*PROBLEM STATEMENT*: Reproduce the whole listing, character for character.

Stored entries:
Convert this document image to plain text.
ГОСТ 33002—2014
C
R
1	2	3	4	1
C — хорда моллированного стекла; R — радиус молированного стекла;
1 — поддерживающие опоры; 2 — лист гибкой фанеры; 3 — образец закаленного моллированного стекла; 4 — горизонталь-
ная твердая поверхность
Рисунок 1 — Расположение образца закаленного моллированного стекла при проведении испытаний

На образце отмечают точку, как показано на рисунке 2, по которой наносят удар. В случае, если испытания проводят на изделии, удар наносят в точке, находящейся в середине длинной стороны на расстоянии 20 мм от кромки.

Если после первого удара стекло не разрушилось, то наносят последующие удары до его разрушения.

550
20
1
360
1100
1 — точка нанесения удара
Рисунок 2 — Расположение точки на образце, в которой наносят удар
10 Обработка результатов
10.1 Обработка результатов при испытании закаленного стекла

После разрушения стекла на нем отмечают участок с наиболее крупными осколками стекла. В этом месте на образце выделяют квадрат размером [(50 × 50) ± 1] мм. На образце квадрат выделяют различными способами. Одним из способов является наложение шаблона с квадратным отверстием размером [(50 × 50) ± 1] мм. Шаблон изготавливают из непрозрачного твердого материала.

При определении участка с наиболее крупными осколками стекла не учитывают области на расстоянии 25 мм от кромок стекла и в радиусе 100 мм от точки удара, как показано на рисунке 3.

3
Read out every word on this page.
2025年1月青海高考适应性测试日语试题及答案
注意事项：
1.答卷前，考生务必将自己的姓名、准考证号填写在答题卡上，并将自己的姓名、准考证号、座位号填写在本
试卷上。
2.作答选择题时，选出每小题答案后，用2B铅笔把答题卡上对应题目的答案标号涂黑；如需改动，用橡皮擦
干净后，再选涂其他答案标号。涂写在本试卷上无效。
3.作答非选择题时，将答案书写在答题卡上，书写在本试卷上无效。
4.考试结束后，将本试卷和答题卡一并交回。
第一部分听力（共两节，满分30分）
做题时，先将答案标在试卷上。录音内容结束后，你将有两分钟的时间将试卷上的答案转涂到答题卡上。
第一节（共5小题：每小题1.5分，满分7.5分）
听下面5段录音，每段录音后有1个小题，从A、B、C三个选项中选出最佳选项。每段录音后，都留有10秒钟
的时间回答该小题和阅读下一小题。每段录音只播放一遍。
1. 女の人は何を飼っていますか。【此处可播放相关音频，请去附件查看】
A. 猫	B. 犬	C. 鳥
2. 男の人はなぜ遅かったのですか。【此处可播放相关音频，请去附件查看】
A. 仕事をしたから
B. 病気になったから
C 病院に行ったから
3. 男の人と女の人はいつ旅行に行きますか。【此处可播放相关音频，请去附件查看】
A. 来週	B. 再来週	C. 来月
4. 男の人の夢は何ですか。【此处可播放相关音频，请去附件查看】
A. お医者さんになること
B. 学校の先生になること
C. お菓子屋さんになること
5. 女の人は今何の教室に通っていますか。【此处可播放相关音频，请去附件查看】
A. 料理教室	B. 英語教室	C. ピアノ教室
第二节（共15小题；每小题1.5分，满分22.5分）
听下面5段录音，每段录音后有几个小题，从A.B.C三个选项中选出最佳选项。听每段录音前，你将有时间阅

*FULL SOLUTION*:
Convert this document image to plain text.
ГОСТ 33002—2014
C
R
1	2	3	4	1
C — хорда моллированного стекла; R — радиус молированного стекла;
1 — поддерживающие опоры; 2 — лист гибкой фанеры; 3 — образец закаленного моллированного стекла; 4 — горизонталь-
ная твердая поверхность
Рисунок 1 — Расположение образца закаленного моллированного стекла при проведении испытаний

На образце отмечают точку, как показано на рисунке 2, по которой наносят удар. В случае, если испытания проводят на изделии, удар наносят в точке, находящейся в середине длинной стороны на расстоянии 20 мм от кромки.

Если после первого удара стекло не разрушилось, то наносят последующие удары до его разрушения.

550
20
1
360
1100
1 — точка нанесения удара
Рисунок 2 — Расположение точки на образце, в которой наносят удар
10 Обработка результатов
10.1 Обработка результатов при испытании закаленного стекла

После разрушения стекла на нем отмечают участок с наиболее крупными осколками стекла. В этом месте на образце выделяют квадрат размером [(50 × 50) ± 1] мм. На образце квадрат выделяют различными способами. Одним из способов является наложение шаблона с квадратным отверстием размером [(50 × 50) ± 1] мм. Шаблон изготавливают из непрозрачного твердого материала.

При определении участка с наиболее крупными осколками стекла не учитывают области на расстоянии 25 мм от кромок стекла и в радиусе 100 мм от точки удара, как показано на рисунке 3.

3
Read out every word on this page.
2025年1月青海高考适应性测试日语试题及答案
注意事项：
1.答卷前，考生务必将自己的姓名、准考证号填写在答题卡上，并将自己的姓名、准考证号、座位号填写在本
试卷上。
2.作答选择题时，选出每小题答案后，用2B铅笔把答题卡上对应题目的答案标号涂黑；如需改动，用橡皮擦
干净后，再选涂其他答案标号。涂写在本试卷上无效。
3.作答非选择题时，将答案书写在答题卡上，书写在本试卷上无效。
4.考试结束后，将本试卷和答题卡一并交回。
第一部分听力（共两节，满分30分）
做题时，先将答案标在试卷上。录音内容结束后，你将有两分钟的时间将试卷上的答案转涂到答题卡上。
第一节（共5小题：每小题1.5分，满分7.5分）
听下面5段录音，每段录音后有1个小题，从A、B、C三个选项中选出最佳选项。每段录音后，都留有10秒钟
的时间回答该小题和阅读下一小题。每段录音只播放一遍。
1. 女の人は何を飼っていますか。【此处可播放相关音频，请去附件查看】
A. 猫	B. 犬	C. 鳥
2. 男の人はなぜ遅かったのですか。【此处可播放相关音频，请去附件查看】
A. 仕事をしたから
B. 病気になったから
C 病院に行ったから
3. 男の人と女の人はいつ旅行に行きますか。【此处可播放相关音频，请去附件查看】
A. 来週	B. 再来週	C. 来月
4. 男の人の夢は何ですか。【此处可播放相关音频，请去附件查看】
A. お医者さんになること
B. 学校の先生になること
C. お菓子屋さんになること
5. 女の人は今何の教室に通っていますか。【此处可播放相关音频，请去附件查看】
A. 料理教室	B. 英語教室	C. ピアノ教室
第二节（共15小题；每小题1.5分，满分22.5分）
听下面5段录音，每段录音后有几个小题，从A.B.C三个选项中选出最佳选项。听每段录音前，你将有时间阅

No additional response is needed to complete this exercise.